Saved entries:
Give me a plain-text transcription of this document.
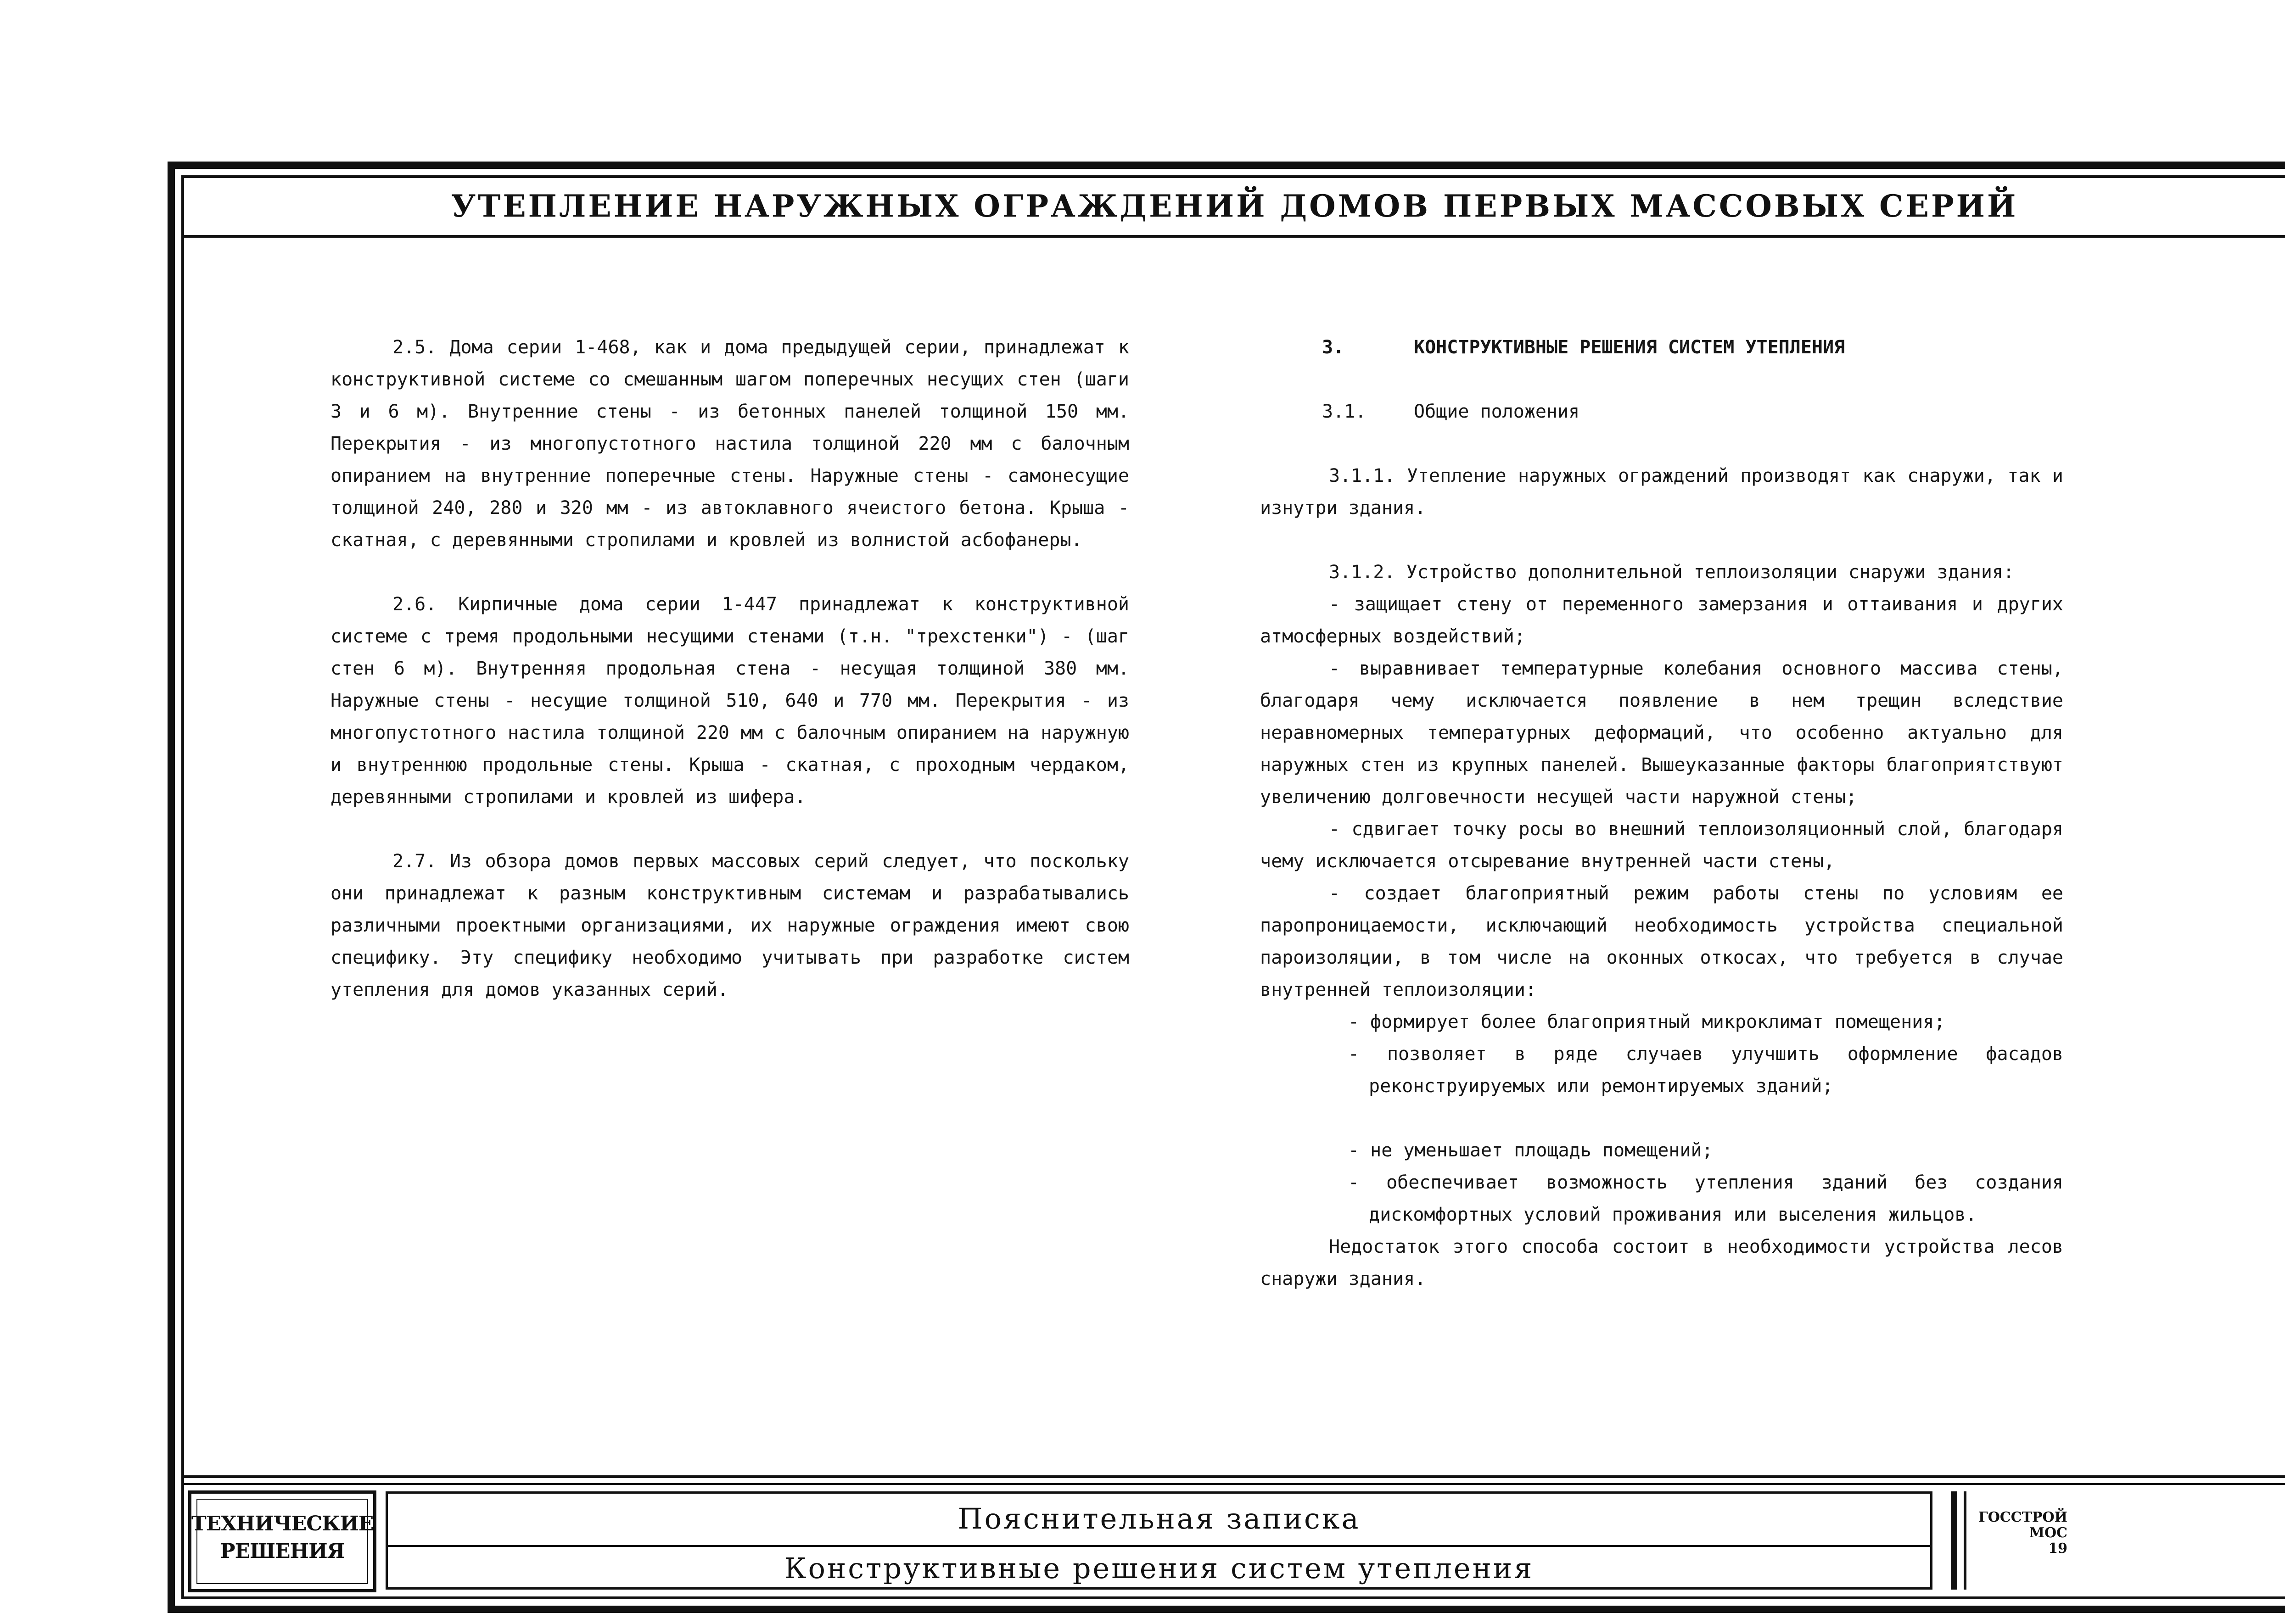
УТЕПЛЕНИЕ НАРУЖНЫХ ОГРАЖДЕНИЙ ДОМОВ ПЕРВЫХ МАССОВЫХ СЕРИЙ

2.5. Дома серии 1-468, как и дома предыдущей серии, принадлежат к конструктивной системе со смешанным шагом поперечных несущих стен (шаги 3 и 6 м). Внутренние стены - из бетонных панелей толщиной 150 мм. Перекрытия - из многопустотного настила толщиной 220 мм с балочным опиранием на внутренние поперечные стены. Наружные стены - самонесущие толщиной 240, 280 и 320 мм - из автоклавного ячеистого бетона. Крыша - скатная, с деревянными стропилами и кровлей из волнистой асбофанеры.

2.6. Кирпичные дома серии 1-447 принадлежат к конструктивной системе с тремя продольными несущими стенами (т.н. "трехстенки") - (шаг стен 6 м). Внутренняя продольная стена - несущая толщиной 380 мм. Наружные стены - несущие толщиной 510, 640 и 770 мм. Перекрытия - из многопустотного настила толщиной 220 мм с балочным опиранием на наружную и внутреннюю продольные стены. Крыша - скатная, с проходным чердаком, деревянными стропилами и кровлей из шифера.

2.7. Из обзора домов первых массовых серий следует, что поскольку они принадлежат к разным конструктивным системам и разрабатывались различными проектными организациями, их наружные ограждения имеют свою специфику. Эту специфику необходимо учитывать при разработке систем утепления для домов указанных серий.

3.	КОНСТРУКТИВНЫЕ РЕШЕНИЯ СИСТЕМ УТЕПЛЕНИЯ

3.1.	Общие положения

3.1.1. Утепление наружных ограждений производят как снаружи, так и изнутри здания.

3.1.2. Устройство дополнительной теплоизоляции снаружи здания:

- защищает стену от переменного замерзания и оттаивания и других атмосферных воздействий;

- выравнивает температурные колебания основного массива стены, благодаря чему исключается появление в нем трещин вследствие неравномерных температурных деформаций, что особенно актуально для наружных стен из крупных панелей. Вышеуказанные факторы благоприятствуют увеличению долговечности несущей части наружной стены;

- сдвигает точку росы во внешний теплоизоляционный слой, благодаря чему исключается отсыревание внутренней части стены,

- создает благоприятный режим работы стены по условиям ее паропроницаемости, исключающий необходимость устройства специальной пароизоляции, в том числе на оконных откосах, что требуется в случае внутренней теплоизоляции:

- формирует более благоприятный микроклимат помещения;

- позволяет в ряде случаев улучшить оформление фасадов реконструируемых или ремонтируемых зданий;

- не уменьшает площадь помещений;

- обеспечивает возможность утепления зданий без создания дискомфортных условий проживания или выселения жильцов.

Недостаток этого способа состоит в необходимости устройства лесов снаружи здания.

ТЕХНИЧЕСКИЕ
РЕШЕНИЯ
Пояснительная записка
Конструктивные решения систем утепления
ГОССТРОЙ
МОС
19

WRITTEN INSTRUCTION:
Which lines hold the word "Перекрытия"? Copy all of them.

ANSWER FOR THIS EXERCISE:
2.5. Дома серии 1-468, как и дома предыдущей серии, принадлежат к конструктивной системе со смешанным шагом поперечных несущих стен (шаги 3 и 6 м). Внутренние стены - из бетонных панелей толщиной 150 мм. Перекрытия - из многопустотного настила толщиной 220 мм с балочным опиранием на внутренние поперечные стены. Наружные стены - самонесущие толщиной 240, 280 и 320 мм - из автоклавного ячеистого бетона. Крыша - скатная, с деревянными стропилами и кровлей из волнистой асбофанеры.
2.6. Кирпичные дома серии 1-447 принадлежат к конструктивной системе с тремя продольными несущими стенами (т.н. "трехстенки") - (шаг стен 6 м). Внутренняя продольная стена - несущая толщиной 380 мм. Наружные стены - несущие толщиной 510, 640 и 770 мм. Перекрытия - из многопустотного настила толщиной 220 мм с балочным опиранием на наружную и внутреннюю продольные стены. Крыша - скатная, с проходным чердаком, деревянными стропилами и кровлей из шифера.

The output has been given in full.